Activity list:
1. In the P-gp inhibitor text, what molecular weight threshold led compounds to be excluded from further evaluation?
2. Write the next part of the P-gp inhibitor text, starting after its final sentence.

Document segment:
- - - -

A closer evaluation of the high affinity allosteric docking site of compound 29 to P-gp revealed a relatively large hydrophobic pocket where the cyclopropyl moiety of the “western” half of the molecule interacted with the protein (FIGS. 1A, C, and D). In the effort to assess putative P-gp inhibitors with increased affinity to the protein, the goal was to “virtually synthesize” a number of 29 variants with larger moieties at the “western” half of the protein. The synthesis scheme shown in FIG. 2B and the ChemGen protocols described herein were used to accomplish this goal. The resulting 647 derivatives of hit compound 29 were evaluated for binding to the allosteric site and counter-screened for low affinity interactions to the drug binding domains of the protein using docking methods that were similar to the screens described in²⁶and that led to the discovery of the parental compound 29. This subtractive screening protocol has been shown to be effective in predicting inhibitors of P-gp that are not transport substrates²⁸. The “Group 1—ChemGen synthesized and docking selected” 29 variants were ranked by binding affinity to the allosteric site on P-gp. Compounds with molecular weights that exceeded 627 Da were excluded from the further evaluations. The remaining 12 variants of 29 that were predicted to bind with relatively high affinity the proposed allosteric site were then evaluated for some physicochemical characteristics (Table 1). All of the variants showed higher molecular weights as was assumed due to the larger fragments being added to the “western” part of the molecule. TPSA and consensus log P values differed between the variants. Visual evaluation of the docking poses of the variants showed clear overlap of the “eastern” parts of the molecules, highlighting the consistency of docking to this site on P-gp. The “western” portions of the Group 1 29 variants were observed to extend into the hydrophobic pocket of the protein that was observed to reach beyond the cyclopropyl group of the original compound 29 (FIG. 11 and FIGS. 6C-D). It was this pocket in P-gp that it was undertaken to better fill using the ChemGen produced variant compounds.

Five of the 29 variants from Table 1 (216, 227, 231, 541 and 551) were chosen for actual chemical synthesis mostly based on the perceived ease of synthesis and expense of precursor fragments. All three variants added more volume to the “western” half of the molecules and all but 541 had lower TPSA and higher log P values than the original compound 29. Closer inspection of the docking poses of the three variants (FIG. 11) revealed that 29 derivatives 216 and 231 both reach significantly farther into the hydrophobic pocket than do either the parental compound 29, while variant 227 seems to make significant protein interactions at the “mouth” of the hydrophobic pocket. Both 541 and 551 reached deeply into the previously observed pocket within P-gp. Using the novel method of the present invention, the inventors found that these five variants should show improvements in reversing the MDR phenotype of cancer cells that overexpress P-gp as demonstrated for 29 in^{27, 28}and would therefore be reasonable initial choices.

- - - -

Document understanding data:

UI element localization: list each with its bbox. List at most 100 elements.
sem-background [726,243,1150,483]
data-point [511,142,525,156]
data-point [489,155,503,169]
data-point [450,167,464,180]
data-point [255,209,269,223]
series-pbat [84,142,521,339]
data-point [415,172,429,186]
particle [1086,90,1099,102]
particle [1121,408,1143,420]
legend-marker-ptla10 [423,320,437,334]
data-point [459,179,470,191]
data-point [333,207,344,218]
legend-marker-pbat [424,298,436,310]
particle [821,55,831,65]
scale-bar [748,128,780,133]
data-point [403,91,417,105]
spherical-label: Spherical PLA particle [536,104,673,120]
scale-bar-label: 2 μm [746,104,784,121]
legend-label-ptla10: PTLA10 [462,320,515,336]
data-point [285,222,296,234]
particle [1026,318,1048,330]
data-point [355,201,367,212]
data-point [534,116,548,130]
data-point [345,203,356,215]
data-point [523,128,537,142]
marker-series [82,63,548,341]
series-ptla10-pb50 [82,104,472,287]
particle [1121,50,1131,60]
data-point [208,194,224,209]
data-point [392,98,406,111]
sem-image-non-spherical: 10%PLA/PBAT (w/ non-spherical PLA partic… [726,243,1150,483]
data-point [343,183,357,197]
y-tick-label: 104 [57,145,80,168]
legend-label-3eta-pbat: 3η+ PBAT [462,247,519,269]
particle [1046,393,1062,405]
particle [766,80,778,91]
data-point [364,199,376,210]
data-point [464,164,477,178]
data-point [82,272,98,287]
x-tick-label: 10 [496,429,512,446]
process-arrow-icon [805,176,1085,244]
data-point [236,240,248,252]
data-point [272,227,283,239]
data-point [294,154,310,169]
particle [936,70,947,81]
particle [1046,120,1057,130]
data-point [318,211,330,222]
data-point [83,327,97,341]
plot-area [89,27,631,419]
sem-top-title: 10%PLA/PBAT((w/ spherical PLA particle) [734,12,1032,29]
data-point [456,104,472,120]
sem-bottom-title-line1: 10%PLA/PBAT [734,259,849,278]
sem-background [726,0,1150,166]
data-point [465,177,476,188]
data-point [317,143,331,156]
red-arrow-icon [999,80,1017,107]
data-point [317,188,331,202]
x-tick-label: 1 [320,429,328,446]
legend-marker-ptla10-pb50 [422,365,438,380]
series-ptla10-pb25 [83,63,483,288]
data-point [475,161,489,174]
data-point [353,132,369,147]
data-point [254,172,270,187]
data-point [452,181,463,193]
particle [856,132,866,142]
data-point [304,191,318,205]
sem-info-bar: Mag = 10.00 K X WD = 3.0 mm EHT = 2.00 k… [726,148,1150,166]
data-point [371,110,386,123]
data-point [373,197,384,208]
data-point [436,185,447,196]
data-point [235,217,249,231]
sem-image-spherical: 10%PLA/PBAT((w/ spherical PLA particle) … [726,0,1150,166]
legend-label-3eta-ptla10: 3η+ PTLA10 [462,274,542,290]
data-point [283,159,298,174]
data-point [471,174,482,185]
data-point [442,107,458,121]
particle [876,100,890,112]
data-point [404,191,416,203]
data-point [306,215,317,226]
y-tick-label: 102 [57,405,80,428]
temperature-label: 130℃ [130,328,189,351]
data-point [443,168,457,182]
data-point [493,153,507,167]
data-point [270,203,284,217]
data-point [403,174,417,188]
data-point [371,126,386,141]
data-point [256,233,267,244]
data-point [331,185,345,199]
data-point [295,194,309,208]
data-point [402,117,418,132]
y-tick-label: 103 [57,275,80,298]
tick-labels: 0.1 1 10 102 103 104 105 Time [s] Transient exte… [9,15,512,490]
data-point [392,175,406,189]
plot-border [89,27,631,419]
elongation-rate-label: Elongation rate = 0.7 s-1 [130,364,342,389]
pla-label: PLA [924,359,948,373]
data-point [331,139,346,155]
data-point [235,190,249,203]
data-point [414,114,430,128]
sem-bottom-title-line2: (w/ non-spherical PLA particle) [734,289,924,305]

- - - -

Exercise answers:
1. Compounds with molecular weights exceeding 627 Da were excluded.

2.
Cell viability assays using a P-gp overexpressing prostate cancer cell line indicated that all five of the 29 variants had improved characteristics over the parental 29 for causing cell mortality (summarized in Table 2). This remarkable result, that five out of five Group 1—ChemGen produced variants showed between 2.4-fold and 11-fold improvement over the performance of 29 in reversing P-glycoprotein-conveyed multidrug resistance phenotype (summarized in Table 2), underscores the utility of the ChemGen virtual synthesis approach and the employed docking selections for increasing affinity to P-gp. It is a reasonable conclusion that the larger Group 1 variants were able to interact more strongly with the protein as depicted in FIGS. 1 and 3 than did the parental compound 29 (Table 1, FIGS. 9A and B, FIG. 11).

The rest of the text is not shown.